Chart and figure data
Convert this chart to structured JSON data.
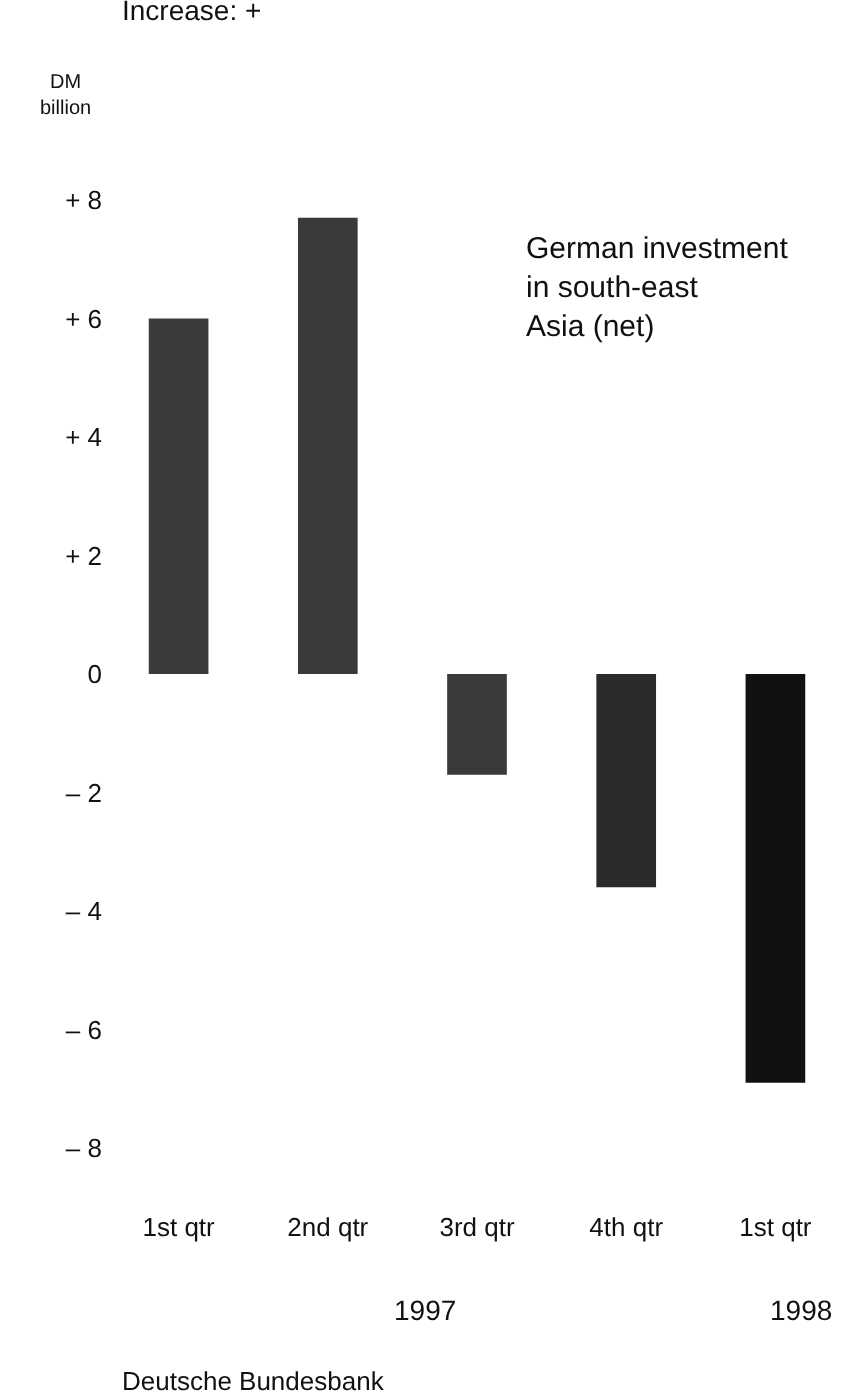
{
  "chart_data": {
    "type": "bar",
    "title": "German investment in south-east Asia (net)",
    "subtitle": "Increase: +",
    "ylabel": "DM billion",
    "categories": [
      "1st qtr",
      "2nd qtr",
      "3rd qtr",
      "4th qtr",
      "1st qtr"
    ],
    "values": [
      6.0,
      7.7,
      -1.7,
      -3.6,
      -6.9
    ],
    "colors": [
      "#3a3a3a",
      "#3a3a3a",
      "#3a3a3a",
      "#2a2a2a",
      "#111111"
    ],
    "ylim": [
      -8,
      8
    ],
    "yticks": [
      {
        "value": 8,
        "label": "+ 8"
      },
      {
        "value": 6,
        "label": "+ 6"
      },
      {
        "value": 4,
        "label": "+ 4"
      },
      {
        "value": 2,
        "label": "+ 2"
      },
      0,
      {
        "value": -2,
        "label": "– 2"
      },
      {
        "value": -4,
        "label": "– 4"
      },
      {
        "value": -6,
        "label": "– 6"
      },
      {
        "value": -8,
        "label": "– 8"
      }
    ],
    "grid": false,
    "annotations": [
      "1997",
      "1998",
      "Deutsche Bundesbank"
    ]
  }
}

§ **Job**
Repeat the records in full, exactly as they appear, without the pictures.

§ **Answer below**
Convert this chart to structured JSON data.
{
  "chart_data": {
    "type": "bar",
    "title": "German investment in south-east Asia (net)",
    "subtitle": "Increase: +",
    "ylabel": "DM billion",
    "categories": [
      "1st qtr",
      "2nd qtr",
      "3rd qtr",
      "4th qtr",
      "1st qtr"
    ],
    "values": [
      6.0,
      7.7,
      -1.7,
      -3.6,
      -6.9
    ],
    "colors": [
      "#3a3a3a",
      "#3a3a3a",
      "#3a3a3a",
      "#2a2a2a",
      "#111111"
    ],
    "ylim": [
      -8,
      8
    ],
    "yticks": [
      {
        "value": 8,
        "label": "+ 8"
      },
      {
        "value": 6,
        "label": "+ 6"
      },
      {
        "value": 4,
        "label": "+ 4"
      },
      {
        "value": 2,
        "label": "+ 2"
      },
      0,
      {
        "value": -2,
        "label": "– 2"
      },
      {
        "value": -4,
        "label": "– 4"
      },
      {
        "value": -6,
        "label": "– 6"
      },
      {
        "value": -8,
        "label": "– 8"
      }
    ],
    "grid": false,
    "annotations": [
      "1997",
      "1998",
      "Deutsche Bundesbank"
    ]
  }
}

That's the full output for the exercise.